# EXERCISE OBJECTIVE
Please pull out every line that includes the string "text".

# SUPPLIED INFORMATION
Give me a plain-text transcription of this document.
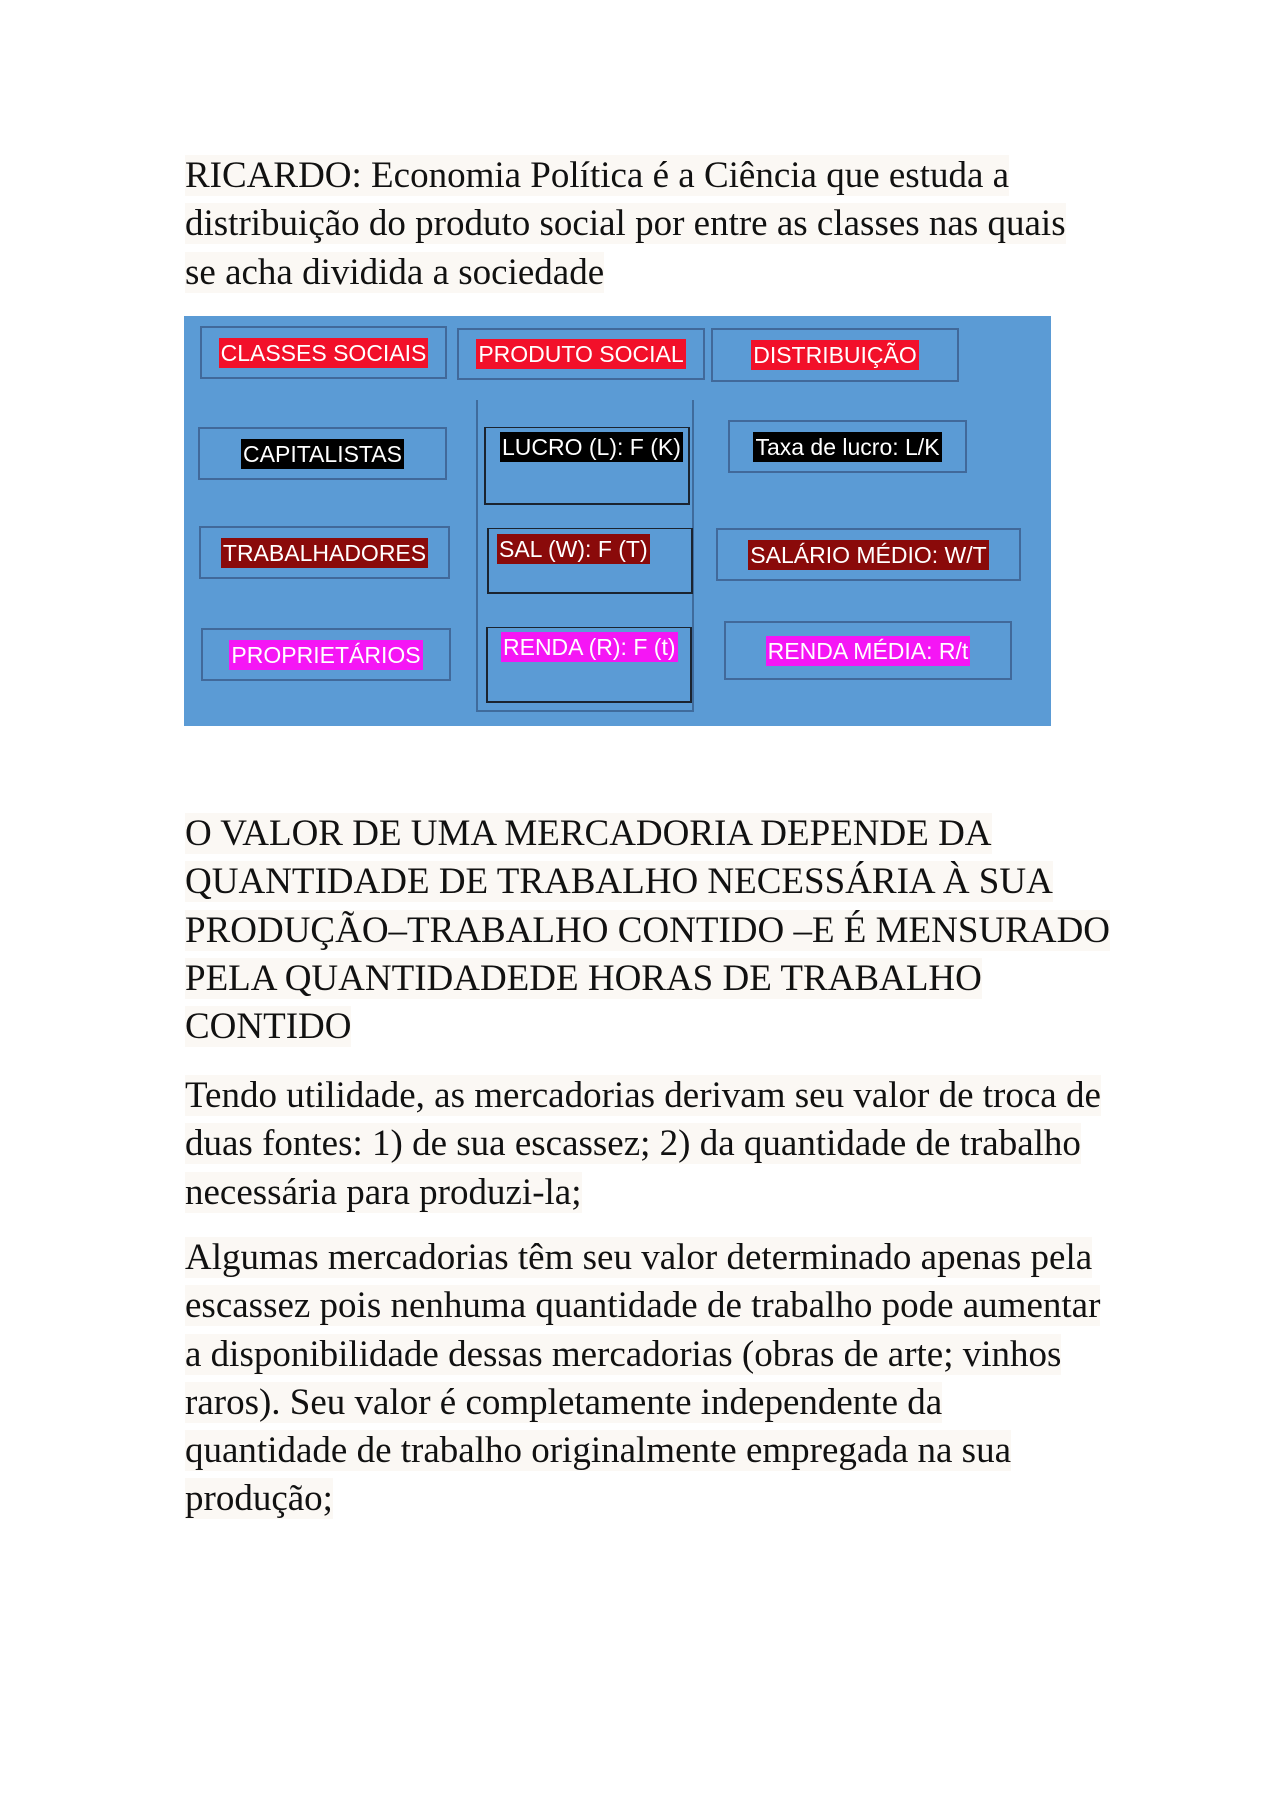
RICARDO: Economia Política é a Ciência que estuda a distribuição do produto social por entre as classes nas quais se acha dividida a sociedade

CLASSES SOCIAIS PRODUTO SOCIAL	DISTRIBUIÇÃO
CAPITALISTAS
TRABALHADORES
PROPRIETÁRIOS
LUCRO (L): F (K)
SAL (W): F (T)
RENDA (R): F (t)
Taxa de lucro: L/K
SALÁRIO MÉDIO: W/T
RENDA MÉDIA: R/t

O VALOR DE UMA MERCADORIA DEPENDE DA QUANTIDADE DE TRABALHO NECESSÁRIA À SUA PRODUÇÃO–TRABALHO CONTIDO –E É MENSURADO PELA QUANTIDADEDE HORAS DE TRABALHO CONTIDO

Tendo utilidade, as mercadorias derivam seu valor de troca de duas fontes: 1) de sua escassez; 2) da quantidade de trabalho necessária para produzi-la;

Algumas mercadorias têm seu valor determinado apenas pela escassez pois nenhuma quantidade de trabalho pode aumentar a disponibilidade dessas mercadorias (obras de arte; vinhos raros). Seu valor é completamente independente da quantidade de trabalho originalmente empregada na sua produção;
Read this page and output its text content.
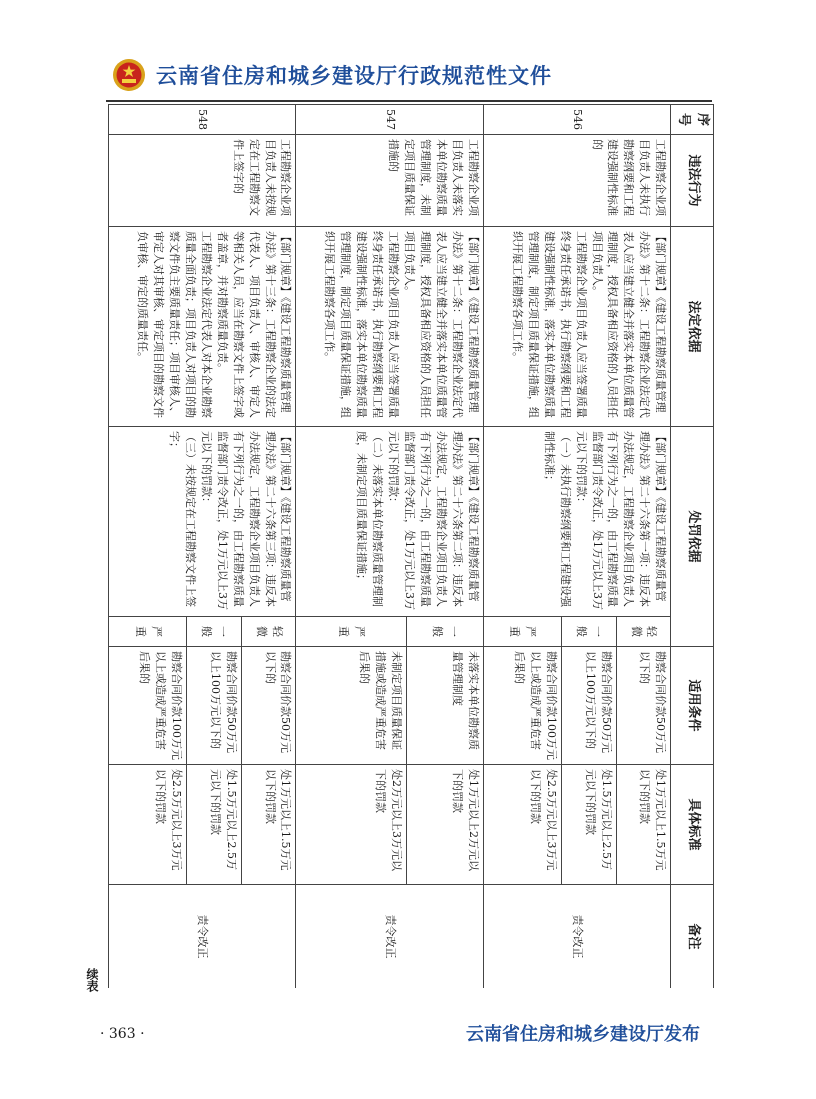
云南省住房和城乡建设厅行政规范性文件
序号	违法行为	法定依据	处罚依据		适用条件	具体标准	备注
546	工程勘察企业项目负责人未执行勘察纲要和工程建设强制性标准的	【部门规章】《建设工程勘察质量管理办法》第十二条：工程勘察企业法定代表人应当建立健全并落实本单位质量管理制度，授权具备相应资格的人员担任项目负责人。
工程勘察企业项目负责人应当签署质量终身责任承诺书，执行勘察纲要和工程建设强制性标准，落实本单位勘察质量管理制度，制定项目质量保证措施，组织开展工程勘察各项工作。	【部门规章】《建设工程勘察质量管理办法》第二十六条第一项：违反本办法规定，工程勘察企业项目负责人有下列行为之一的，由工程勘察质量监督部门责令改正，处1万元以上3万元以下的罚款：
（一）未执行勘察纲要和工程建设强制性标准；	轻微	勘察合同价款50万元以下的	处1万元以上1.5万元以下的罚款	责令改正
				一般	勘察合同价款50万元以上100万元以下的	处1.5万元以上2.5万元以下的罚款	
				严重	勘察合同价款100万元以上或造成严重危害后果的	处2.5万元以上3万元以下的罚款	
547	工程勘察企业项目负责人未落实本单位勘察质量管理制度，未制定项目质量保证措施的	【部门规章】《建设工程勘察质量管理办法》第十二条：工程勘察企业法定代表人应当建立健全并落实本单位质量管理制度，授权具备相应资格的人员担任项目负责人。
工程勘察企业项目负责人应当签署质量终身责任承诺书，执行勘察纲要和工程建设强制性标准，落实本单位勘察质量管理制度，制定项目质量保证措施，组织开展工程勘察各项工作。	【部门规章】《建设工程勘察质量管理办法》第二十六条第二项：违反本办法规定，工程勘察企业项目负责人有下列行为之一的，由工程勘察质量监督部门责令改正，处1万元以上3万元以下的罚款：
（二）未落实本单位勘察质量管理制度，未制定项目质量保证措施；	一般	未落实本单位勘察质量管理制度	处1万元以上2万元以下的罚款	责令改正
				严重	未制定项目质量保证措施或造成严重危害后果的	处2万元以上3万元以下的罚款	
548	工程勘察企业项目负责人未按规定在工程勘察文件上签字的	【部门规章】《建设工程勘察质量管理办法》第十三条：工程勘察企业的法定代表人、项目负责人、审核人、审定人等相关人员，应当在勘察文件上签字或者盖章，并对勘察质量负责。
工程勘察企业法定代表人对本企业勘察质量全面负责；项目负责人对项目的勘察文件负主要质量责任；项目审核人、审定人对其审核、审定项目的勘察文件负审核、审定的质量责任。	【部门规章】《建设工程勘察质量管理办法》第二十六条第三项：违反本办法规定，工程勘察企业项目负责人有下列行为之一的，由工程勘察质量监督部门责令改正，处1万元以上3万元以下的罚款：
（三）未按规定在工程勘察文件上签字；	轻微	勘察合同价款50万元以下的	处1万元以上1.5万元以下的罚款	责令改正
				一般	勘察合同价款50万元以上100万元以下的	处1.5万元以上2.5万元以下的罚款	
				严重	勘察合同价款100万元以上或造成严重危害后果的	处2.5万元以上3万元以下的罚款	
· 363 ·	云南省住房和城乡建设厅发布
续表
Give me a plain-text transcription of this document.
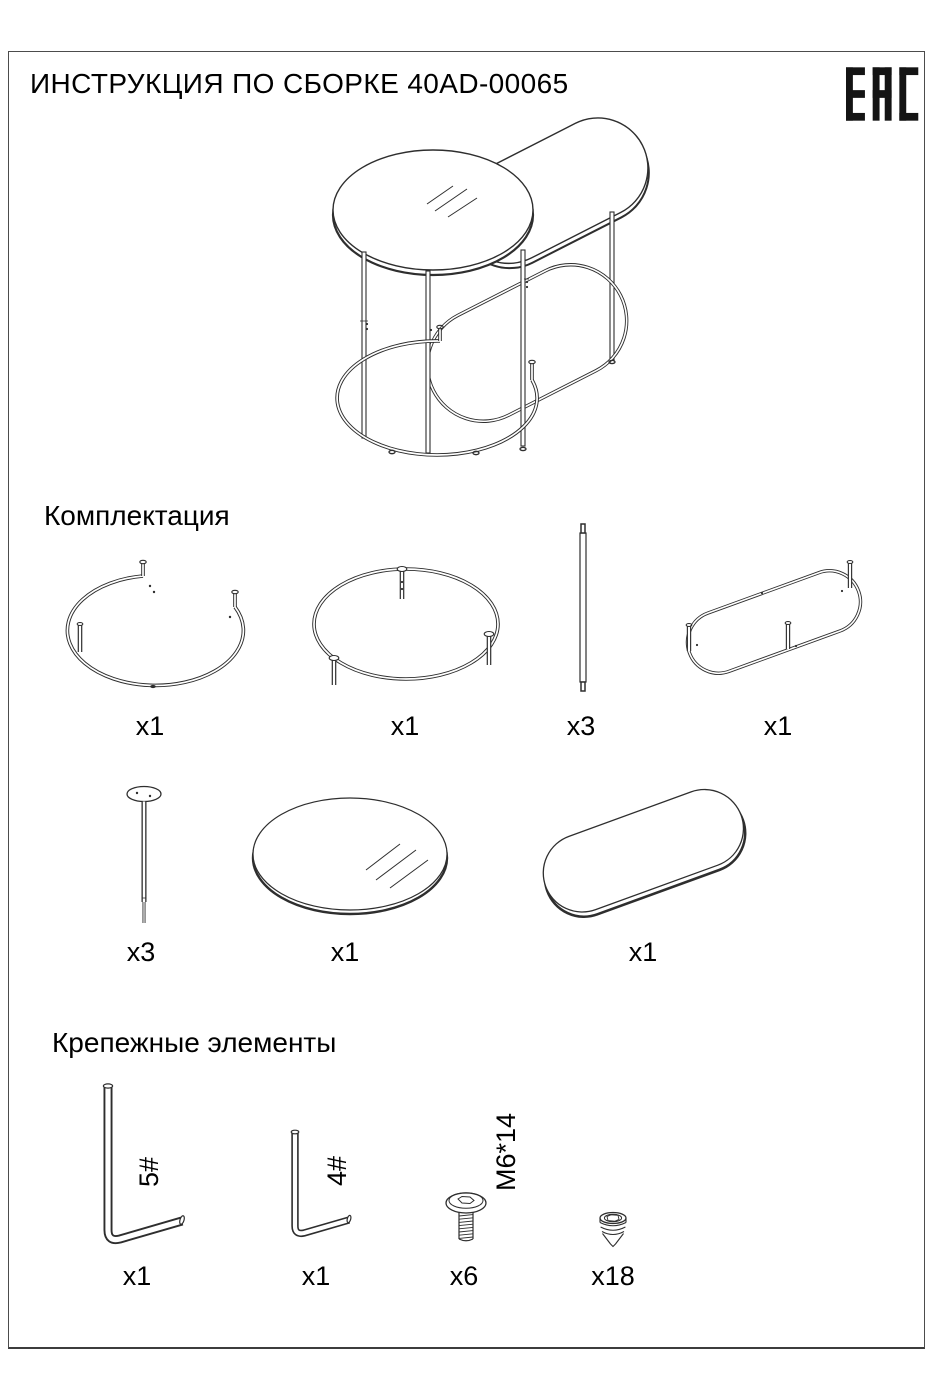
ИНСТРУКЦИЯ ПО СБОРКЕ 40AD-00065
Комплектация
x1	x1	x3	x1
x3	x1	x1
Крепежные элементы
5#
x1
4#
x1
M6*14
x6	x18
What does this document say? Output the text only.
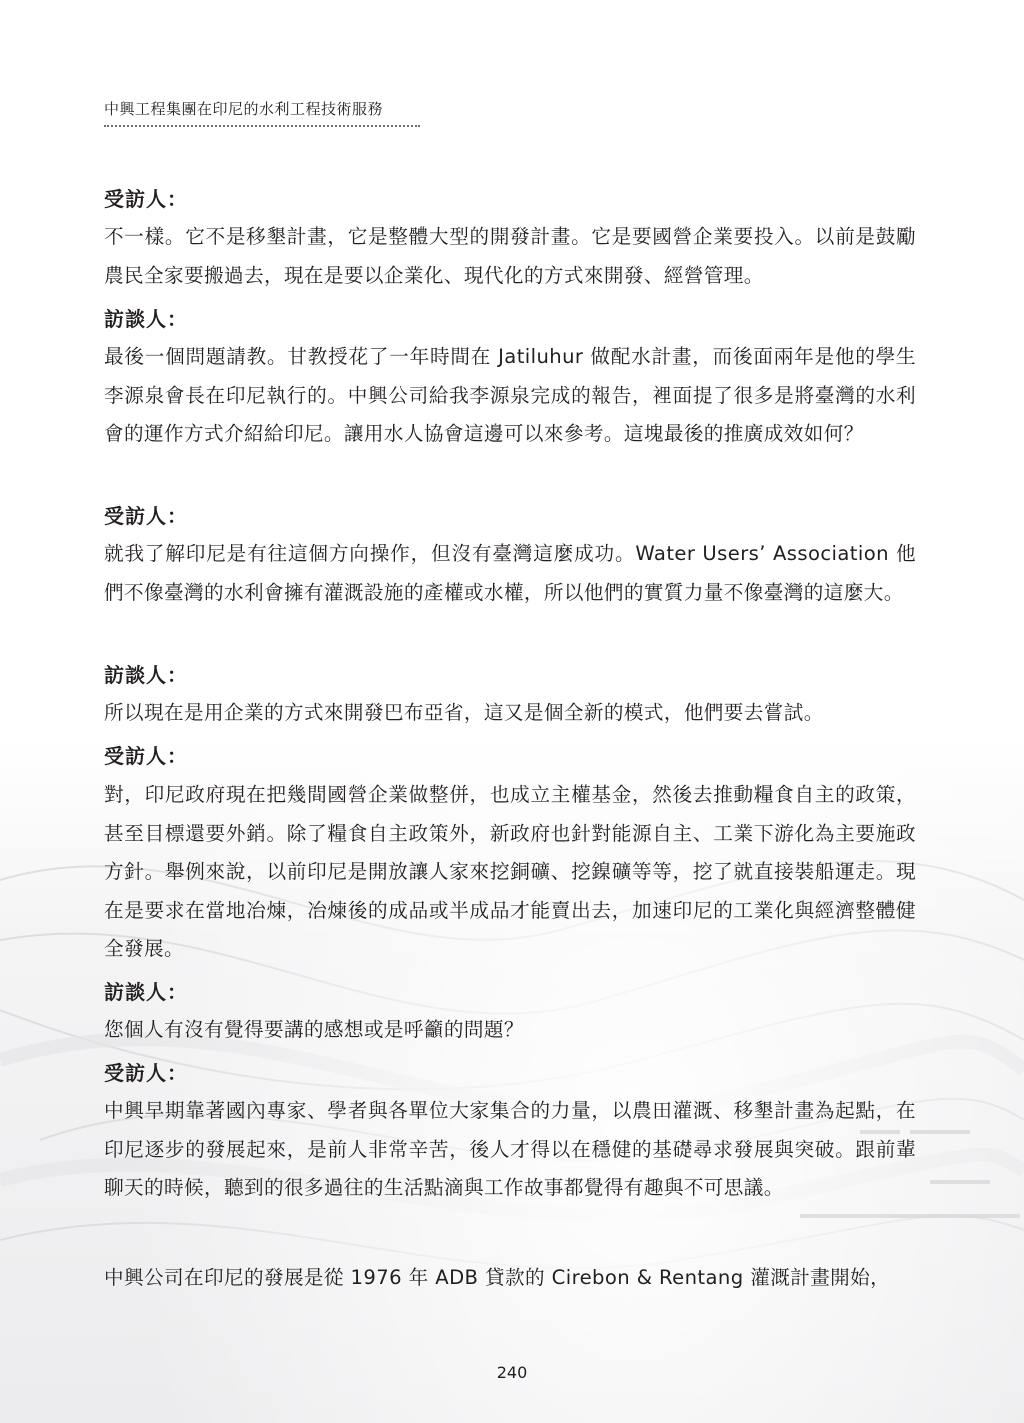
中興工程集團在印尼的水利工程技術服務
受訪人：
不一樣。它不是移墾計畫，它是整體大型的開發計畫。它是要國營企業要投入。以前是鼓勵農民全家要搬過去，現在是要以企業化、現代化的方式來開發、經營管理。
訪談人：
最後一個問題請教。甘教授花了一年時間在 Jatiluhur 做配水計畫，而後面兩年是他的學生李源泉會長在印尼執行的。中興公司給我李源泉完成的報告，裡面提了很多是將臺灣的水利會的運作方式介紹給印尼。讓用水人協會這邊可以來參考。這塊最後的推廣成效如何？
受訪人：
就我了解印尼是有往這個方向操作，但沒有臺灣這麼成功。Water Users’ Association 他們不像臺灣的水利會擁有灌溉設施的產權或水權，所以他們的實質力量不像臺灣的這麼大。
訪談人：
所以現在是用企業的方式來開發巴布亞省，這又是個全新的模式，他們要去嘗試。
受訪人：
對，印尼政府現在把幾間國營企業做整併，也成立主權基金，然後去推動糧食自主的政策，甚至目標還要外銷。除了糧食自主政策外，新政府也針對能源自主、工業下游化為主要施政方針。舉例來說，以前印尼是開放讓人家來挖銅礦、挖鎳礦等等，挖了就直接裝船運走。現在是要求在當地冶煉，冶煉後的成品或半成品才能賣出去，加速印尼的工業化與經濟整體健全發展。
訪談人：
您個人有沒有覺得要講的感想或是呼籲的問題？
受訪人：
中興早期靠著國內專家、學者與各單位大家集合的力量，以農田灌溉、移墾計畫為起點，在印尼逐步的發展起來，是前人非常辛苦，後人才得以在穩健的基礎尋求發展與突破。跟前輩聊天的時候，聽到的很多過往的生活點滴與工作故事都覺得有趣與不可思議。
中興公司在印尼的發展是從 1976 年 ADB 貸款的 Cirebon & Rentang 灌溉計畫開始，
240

# TASK ANSWER
Give me a plain-text transcription of this document.
Read this page and output its text content.
Give me a plain-text transcription of this document.
What does this document say? Output the text only.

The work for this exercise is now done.